■ **What the exercise asks**
In the listing below, count the lines with "Difference" and report only the figure.

# start of Material shown

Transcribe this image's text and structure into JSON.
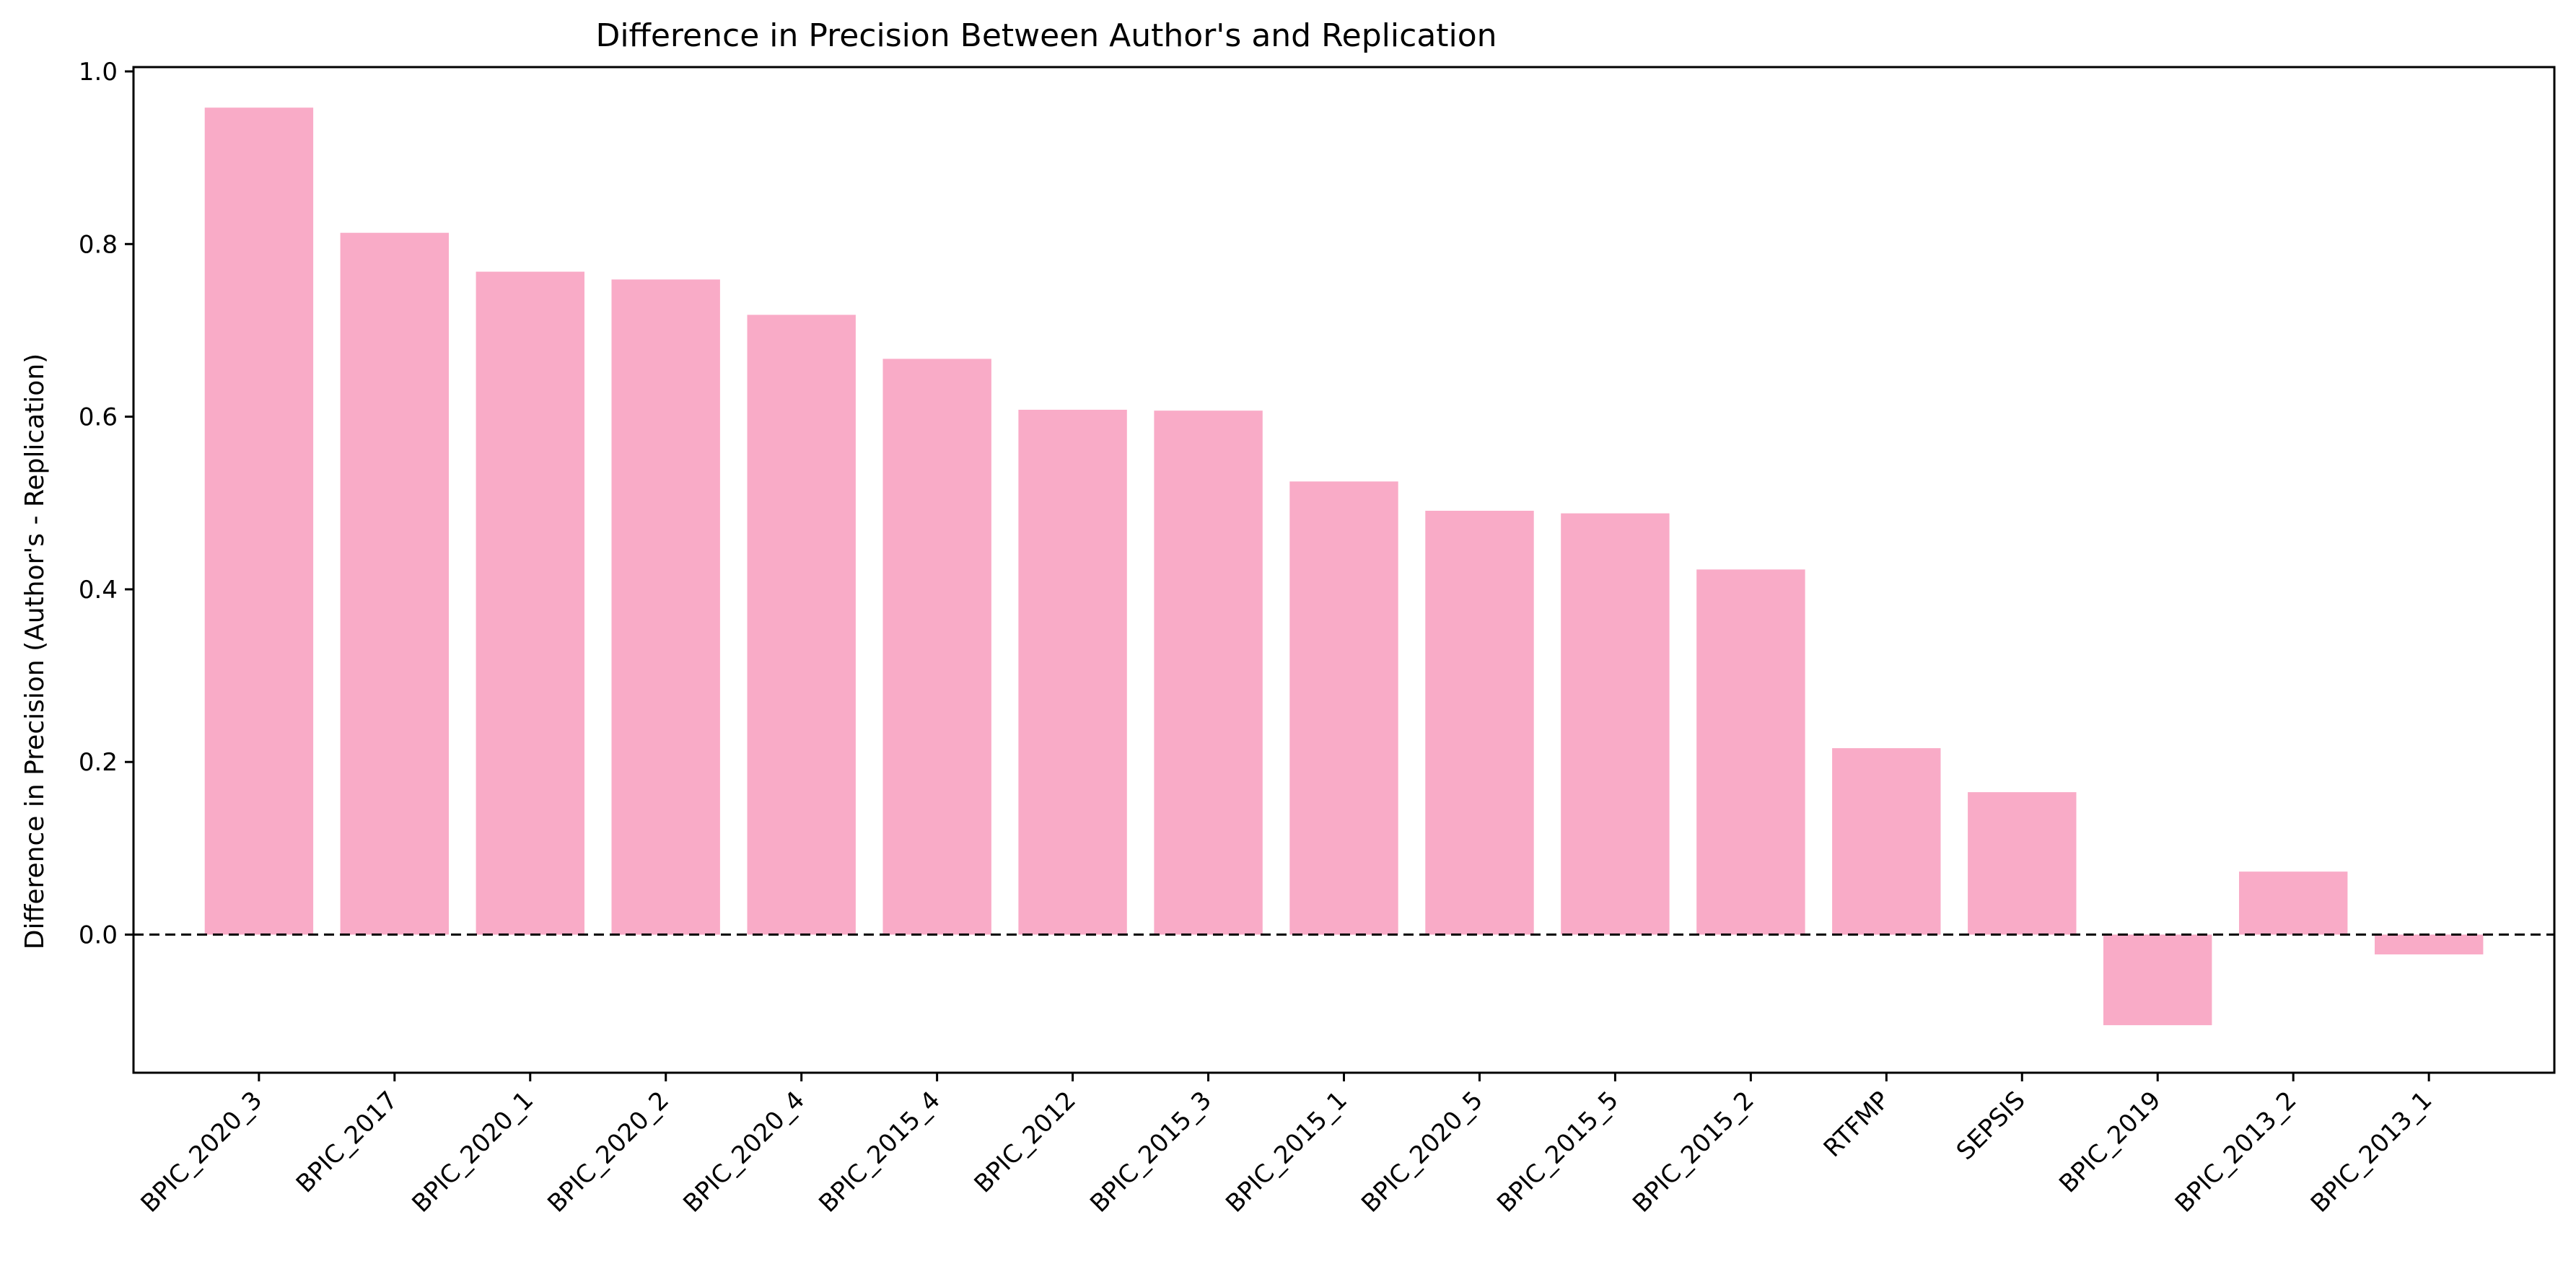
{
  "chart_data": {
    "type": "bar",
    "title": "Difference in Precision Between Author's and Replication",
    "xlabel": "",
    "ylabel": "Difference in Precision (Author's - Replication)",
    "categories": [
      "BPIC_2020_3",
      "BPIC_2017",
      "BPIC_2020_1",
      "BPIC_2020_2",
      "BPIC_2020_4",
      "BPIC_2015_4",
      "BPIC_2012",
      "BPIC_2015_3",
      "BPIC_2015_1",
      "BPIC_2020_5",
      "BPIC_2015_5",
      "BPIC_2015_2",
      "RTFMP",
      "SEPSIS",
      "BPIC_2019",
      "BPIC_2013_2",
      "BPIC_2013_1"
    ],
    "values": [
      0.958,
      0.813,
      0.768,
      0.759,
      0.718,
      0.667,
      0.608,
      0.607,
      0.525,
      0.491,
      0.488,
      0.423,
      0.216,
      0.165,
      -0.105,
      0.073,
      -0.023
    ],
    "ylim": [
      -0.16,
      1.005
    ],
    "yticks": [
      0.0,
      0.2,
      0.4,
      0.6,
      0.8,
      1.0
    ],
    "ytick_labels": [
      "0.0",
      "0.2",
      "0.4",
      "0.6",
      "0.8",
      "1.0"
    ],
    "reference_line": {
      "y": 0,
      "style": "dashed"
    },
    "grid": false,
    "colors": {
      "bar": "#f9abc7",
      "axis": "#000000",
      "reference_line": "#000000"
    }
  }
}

# end of Material shown
# start of Material shown

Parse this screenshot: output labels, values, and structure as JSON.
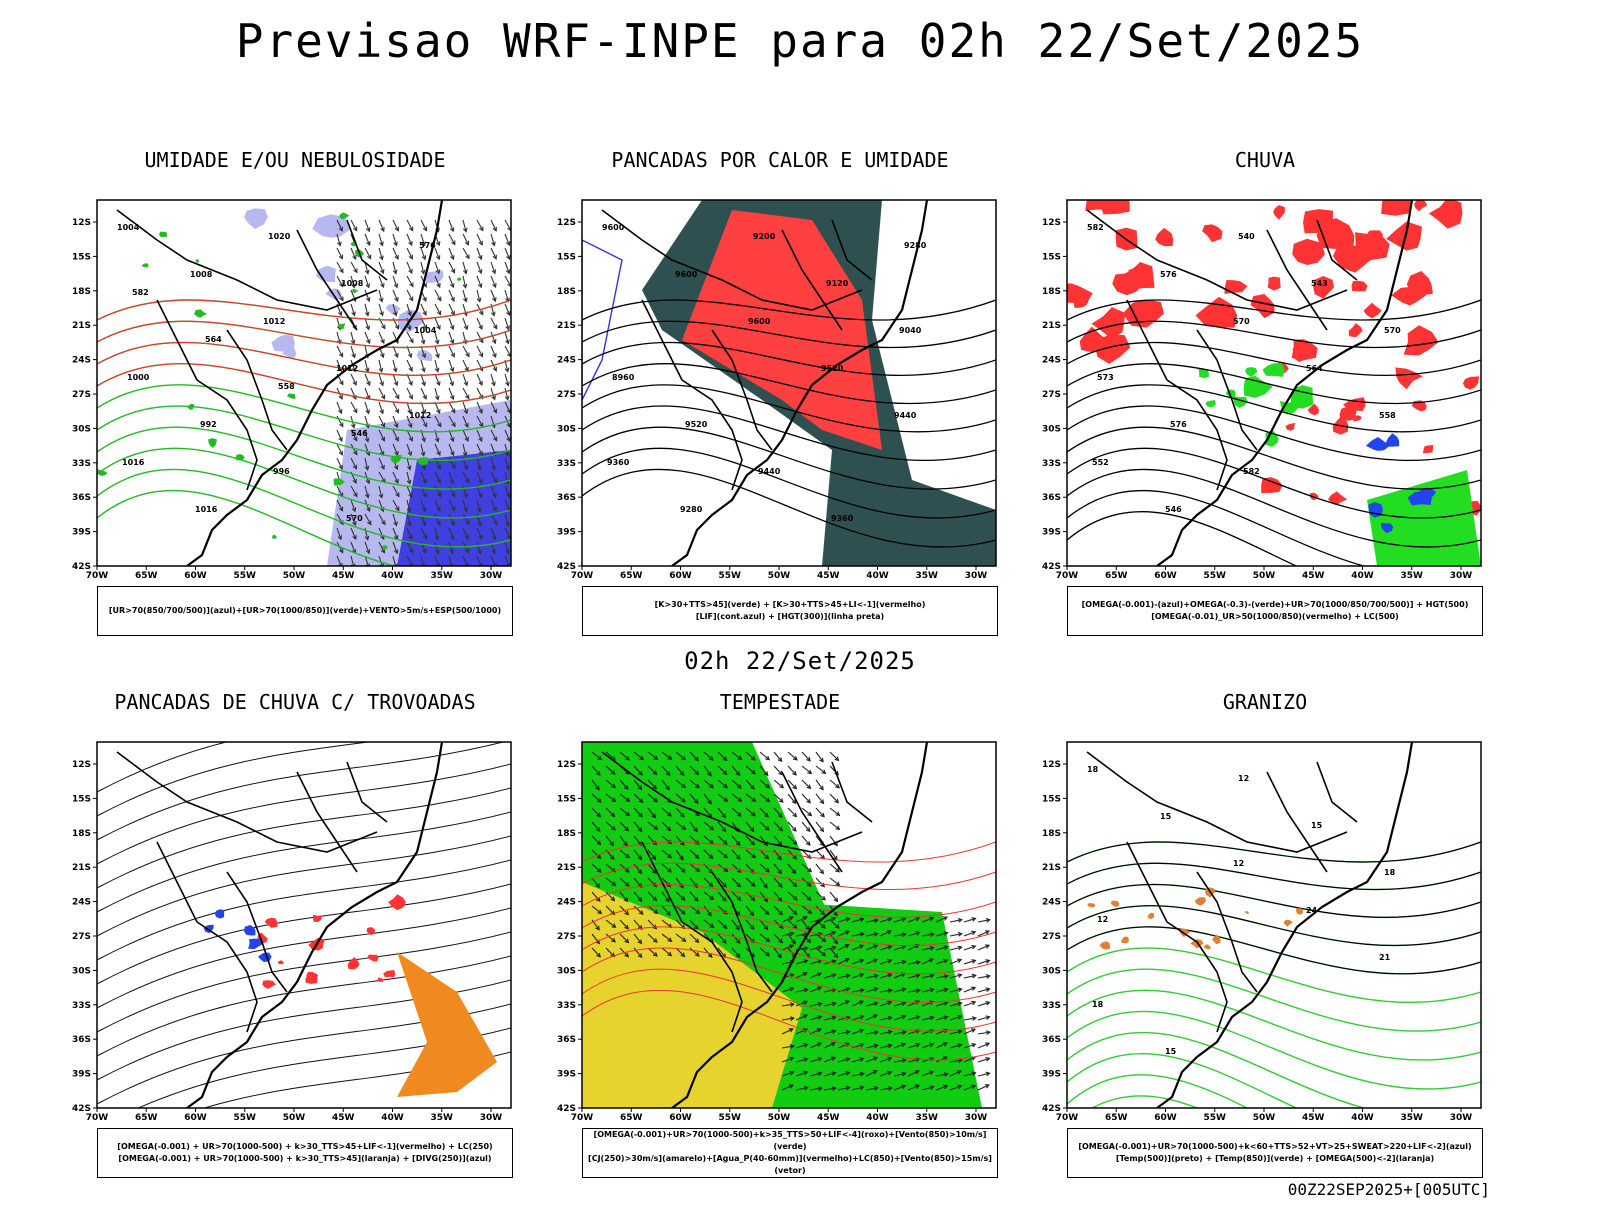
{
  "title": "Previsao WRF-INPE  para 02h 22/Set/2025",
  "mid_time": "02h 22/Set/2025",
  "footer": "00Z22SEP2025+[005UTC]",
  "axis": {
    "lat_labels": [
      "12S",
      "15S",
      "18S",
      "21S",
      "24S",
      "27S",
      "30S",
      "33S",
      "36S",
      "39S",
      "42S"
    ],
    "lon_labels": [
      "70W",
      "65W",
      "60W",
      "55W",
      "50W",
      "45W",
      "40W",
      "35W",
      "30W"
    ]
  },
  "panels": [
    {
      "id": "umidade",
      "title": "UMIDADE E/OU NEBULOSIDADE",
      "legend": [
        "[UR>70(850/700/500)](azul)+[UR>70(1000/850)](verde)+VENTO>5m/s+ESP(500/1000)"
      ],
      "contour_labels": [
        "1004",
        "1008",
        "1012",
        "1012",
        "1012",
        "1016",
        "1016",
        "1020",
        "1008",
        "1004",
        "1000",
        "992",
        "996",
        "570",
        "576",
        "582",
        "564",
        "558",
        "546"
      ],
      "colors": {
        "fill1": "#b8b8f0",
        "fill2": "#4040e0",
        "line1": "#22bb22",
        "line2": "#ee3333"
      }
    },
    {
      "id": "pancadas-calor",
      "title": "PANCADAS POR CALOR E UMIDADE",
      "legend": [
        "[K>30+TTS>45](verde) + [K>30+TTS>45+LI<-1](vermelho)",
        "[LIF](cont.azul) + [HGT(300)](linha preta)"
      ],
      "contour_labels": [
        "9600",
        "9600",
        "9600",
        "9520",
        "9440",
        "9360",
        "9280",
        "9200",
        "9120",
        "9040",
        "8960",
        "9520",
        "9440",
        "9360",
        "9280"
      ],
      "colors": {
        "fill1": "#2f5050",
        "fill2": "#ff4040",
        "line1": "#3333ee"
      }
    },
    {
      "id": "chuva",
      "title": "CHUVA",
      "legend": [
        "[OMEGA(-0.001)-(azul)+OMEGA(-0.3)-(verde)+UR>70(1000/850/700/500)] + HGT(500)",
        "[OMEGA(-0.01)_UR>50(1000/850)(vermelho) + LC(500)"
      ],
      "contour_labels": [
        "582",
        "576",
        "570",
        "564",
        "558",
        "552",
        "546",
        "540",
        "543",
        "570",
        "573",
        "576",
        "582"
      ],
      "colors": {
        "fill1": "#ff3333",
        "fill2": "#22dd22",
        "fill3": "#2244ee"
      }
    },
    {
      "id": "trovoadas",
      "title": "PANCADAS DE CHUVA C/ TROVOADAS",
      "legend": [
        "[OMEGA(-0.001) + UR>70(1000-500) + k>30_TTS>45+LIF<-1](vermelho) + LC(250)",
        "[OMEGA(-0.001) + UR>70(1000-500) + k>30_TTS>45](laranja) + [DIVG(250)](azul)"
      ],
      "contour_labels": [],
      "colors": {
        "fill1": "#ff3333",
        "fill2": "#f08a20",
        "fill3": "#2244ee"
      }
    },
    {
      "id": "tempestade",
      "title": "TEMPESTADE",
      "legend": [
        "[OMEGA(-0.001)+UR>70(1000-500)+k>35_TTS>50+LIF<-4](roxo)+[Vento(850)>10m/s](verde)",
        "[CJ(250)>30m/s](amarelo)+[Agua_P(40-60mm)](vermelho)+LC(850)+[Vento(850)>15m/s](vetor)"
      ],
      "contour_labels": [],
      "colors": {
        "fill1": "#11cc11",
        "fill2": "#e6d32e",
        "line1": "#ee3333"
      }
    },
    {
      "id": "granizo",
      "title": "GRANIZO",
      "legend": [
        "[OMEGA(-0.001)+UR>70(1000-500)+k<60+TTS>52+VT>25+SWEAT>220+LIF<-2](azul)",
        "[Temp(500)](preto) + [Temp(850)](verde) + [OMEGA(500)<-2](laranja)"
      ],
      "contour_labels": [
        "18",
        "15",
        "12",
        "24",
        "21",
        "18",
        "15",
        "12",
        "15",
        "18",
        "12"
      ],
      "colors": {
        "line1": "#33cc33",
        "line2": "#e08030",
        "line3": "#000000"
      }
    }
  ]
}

# end of Material shown

■ **Exercise solution**
2